━━━━━ Dataset excerpts

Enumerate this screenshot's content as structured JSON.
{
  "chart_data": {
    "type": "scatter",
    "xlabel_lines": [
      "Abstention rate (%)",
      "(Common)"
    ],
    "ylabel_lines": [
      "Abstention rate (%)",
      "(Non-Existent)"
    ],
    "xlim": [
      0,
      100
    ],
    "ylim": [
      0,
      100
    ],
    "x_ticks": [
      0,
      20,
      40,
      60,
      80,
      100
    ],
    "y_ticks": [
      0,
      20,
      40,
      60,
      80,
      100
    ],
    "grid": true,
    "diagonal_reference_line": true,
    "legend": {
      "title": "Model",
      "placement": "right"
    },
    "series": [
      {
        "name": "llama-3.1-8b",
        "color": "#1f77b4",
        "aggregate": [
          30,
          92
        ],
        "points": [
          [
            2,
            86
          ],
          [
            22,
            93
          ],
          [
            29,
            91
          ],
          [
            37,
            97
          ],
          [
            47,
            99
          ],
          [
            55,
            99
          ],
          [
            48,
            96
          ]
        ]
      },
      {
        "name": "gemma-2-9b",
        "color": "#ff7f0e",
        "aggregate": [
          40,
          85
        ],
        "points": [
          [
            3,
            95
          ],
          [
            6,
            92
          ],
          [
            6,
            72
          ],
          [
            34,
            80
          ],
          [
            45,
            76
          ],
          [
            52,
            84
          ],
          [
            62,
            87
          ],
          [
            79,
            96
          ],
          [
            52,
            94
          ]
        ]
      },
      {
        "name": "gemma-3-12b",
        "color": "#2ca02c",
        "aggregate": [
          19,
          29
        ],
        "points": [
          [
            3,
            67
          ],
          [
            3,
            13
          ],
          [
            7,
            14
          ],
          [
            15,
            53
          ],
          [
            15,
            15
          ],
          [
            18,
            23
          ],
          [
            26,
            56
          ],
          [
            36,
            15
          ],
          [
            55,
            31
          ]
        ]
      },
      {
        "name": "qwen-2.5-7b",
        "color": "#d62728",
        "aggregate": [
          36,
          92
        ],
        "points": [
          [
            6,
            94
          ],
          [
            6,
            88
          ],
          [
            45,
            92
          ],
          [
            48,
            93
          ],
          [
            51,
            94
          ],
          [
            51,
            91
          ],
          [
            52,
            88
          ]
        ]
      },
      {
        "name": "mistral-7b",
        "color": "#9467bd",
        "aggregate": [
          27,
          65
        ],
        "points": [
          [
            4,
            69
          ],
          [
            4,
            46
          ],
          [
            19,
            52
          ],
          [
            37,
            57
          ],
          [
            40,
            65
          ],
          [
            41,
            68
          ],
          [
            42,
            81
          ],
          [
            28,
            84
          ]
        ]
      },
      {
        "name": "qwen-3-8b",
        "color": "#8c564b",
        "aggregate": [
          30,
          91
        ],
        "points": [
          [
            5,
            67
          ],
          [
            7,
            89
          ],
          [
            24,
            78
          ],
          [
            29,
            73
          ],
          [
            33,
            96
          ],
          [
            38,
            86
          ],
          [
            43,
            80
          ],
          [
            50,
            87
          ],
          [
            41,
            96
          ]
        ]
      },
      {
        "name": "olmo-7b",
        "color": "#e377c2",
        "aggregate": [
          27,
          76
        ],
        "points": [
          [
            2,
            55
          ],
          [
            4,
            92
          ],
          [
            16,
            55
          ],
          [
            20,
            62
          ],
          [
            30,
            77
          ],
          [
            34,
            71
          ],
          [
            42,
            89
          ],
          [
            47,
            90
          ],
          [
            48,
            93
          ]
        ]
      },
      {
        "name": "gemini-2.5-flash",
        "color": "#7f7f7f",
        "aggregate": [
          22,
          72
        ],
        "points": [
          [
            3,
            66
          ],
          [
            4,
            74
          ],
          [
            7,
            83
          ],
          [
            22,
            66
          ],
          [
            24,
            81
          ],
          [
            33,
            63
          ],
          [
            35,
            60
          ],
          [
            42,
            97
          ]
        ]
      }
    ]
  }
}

━━━━━━━━━━

#### Instruction
Quote the data in full, keeping each word unchanged.

#### Response
Enumerate this screenshot's content as structured JSON.
{
  "chart_data": {
    "type": "scatter",
    "xlabel_lines": [
      "Abstention rate (%)",
      "(Common)"
    ],
    "ylabel_lines": [
      "Abstention rate (%)",
      "(Non-Existent)"
    ],
    "xlim": [
      0,
      100
    ],
    "ylim": [
      0,
      100
    ],
    "x_ticks": [
      0,
      20,
      40,
      60,
      80,
      100
    ],
    "y_ticks": [
      0,
      20,
      40,
      60,
      80,
      100
    ],
    "grid": true,
    "diagonal_reference_line": true,
    "legend": {
      "title": "Model",
      "placement": "right"
    },
    "series": [
      {
        "name": "llama-3.1-8b",
        "color": "#1f77b4",
        "aggregate": [
          30,
          92
        ],
        "points": [
          [
            2,
            86
          ],
          [
            22,
            93
          ],
          [
            29,
            91
          ],
          [
            37,
            97
          ],
          [
            47,
            99
          ],
          [
            55,
            99
          ],
          [
            48,
            96
          ]
        ]
      },
      {
        "name": "gemma-2-9b",
        "color": "#ff7f0e",
        "aggregate": [
          40,
          85
        ],
        "points": [
          [
            3,
            95
          ],
          [
            6,
            92
          ],
          [
            6,
            72
          ],
          [
            34,
            80
          ],
          [
            45,
            76
          ],
          [
            52,
            84
          ],
          [
            62,
            87
          ],
          [
            79,
            96
          ],
          [
            52,
            94
          ]
        ]
      },
      {
        "name": "gemma-3-12b",
        "color": "#2ca02c",
        "aggregate": [
          19,
          29
        ],
        "points": [
          [
            3,
            67
          ],
          [
            3,
            13
          ],
          [
            7,
            14
          ],
          [
            15,
            53
          ],
          [
            15,
            15
          ],
          [
            18,
            23
          ],
          [
            26,
            56
          ],
          [
            36,
            15
          ],
          [
            55,
            31
          ]
        ]
      },
      {
        "name": "qwen-2.5-7b",
        "color": "#d62728",
        "aggregate": [
          36,
          92
        ],
        "points": [
          [
            6,
            94
          ],
          [
            6,
            88
          ],
          [
            45,
            92
          ],
          [
            48,
            93
          ],
          [
            51,
            94
          ],
          [
            51,
            91
          ],
          [
            52,
            88
          ]
        ]
      },
      {
        "name": "mistral-7b",
        "color": "#9467bd",
        "aggregate": [
          27,
          65
        ],
        "points": [
          [
            4,
            69
          ],
          [
            4,
            46
          ],
          [
            19,
            52
          ],
          [
            37,
            57
          ],
          [
            40,
            65
          ],
          [
            41,
            68
          ],
          [
            42,
            81
          ],
          [
            28,
            84
          ]
        ]
      },
      {
        "name": "qwen-3-8b",
        "color": "#8c564b",
        "aggregate": [
          30,
          91
        ],
        "points": [
          [
            5,
            67
          ],
          [
            7,
            89
          ],
          [
            24,
            78
          ],
          [
            29,
            73
          ],
          [
            33,
            96
          ],
          [
            38,
            86
          ],
          [
            43,
            80
          ],
          [
            50,
            87
          ],
          [
            41,
            96
          ]
        ]
      },
      {
        "name": "olmo-7b",
        "color": "#e377c2",
        "aggregate": [
          27,
          76
        ],
        "points": [
          [
            2,
            55
          ],
          [
            4,
            92
          ],
          [
            16,
            55
          ],
          [
            20,
            62
          ],
          [
            30,
            77
          ],
          [
            34,
            71
          ],
          [
            42,
            89
          ],
          [
            47,
            90
          ],
          [
            48,
            93
          ]
        ]
      },
      {
        "name": "gemini-2.5-flash",
        "color": "#7f7f7f",
        "aggregate": [
          22,
          72
        ],
        "points": [
          [
            3,
            66
          ],
          [
            4,
            74
          ],
          [
            7,
            83
          ],
          [
            22,
            66
          ],
          [
            24,
            81
          ],
          [
            33,
            63
          ],
          [
            35,
            60
          ],
          [
            42,
            97
          ]
        ]
      }
    ]
  }
}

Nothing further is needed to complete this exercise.